→ **WHAT IS EXPECTED**
Give only the number of lines that hold the word "建立联防联控信息平台".

→ **PROVIDED DATA**
== == ==
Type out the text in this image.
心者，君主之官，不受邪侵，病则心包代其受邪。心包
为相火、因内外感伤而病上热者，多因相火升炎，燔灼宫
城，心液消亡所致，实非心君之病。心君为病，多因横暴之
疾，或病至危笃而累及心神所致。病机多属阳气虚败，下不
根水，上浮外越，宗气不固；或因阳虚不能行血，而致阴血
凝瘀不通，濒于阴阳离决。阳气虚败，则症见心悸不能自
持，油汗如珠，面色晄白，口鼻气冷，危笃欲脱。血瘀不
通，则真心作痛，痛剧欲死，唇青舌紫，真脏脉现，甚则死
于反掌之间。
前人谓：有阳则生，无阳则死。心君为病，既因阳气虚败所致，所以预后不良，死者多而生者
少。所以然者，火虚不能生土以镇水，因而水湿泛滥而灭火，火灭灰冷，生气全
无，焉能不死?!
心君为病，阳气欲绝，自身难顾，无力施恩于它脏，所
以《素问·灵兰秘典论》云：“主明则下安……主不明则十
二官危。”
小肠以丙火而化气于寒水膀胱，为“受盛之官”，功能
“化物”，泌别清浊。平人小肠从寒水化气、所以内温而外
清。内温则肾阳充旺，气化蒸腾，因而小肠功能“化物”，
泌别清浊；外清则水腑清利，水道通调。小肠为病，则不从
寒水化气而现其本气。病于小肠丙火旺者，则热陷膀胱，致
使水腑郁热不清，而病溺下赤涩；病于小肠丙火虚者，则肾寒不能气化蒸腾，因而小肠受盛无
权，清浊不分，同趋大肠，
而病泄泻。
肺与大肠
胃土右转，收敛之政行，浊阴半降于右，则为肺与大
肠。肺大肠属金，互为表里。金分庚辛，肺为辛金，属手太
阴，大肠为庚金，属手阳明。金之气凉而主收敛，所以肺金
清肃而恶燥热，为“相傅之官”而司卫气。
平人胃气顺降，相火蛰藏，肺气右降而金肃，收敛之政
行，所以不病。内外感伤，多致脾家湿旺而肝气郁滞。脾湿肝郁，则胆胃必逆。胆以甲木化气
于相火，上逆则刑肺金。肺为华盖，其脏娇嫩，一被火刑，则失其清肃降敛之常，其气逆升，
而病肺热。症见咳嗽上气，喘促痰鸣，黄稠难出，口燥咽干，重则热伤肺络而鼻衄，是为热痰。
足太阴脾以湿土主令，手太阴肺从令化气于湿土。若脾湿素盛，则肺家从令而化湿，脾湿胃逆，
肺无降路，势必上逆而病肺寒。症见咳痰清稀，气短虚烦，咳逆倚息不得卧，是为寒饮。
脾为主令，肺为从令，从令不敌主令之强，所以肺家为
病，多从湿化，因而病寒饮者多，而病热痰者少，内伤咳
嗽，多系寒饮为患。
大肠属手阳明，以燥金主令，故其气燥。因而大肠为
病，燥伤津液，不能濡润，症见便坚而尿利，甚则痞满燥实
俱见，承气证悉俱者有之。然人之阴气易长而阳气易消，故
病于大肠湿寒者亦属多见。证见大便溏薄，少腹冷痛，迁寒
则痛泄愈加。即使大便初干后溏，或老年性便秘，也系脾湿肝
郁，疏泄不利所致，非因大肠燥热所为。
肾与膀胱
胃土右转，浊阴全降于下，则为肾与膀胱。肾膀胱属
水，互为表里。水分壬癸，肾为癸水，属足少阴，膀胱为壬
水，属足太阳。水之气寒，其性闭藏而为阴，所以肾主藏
== == ==
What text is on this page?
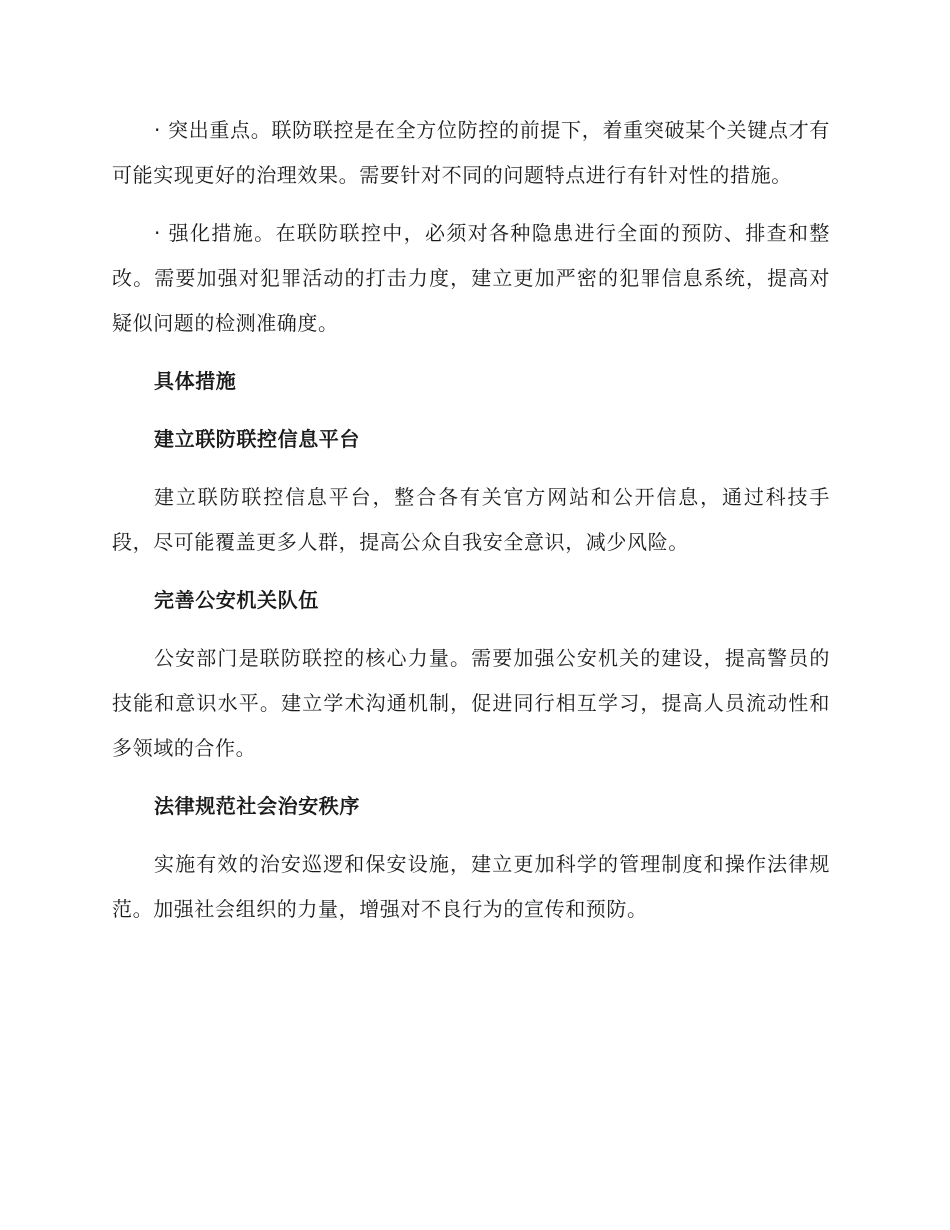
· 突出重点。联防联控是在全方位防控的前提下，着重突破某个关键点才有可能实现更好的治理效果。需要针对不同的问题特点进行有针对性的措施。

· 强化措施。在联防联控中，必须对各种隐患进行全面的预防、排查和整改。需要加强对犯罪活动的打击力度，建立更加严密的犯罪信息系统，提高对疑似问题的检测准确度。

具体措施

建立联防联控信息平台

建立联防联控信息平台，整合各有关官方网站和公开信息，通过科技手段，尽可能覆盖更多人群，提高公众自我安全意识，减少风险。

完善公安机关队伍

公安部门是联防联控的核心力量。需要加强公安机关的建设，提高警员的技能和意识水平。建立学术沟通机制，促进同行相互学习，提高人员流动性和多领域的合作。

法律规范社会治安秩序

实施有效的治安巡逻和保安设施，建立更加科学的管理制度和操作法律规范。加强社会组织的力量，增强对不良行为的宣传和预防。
== == ==
→ **ANSWER**
2